## What to produce
Note each line of the listing that contains the string "Debt", and copy it.

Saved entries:
** begin **

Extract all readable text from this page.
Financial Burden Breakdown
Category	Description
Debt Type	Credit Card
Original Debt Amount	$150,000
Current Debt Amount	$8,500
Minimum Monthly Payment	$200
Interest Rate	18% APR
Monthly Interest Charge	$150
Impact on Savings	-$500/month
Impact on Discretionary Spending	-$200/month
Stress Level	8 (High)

** end **

## Output of the task
Debt Type	Credit Card
Original Debt Amount	$150,000
Current Debt Amount	$8,500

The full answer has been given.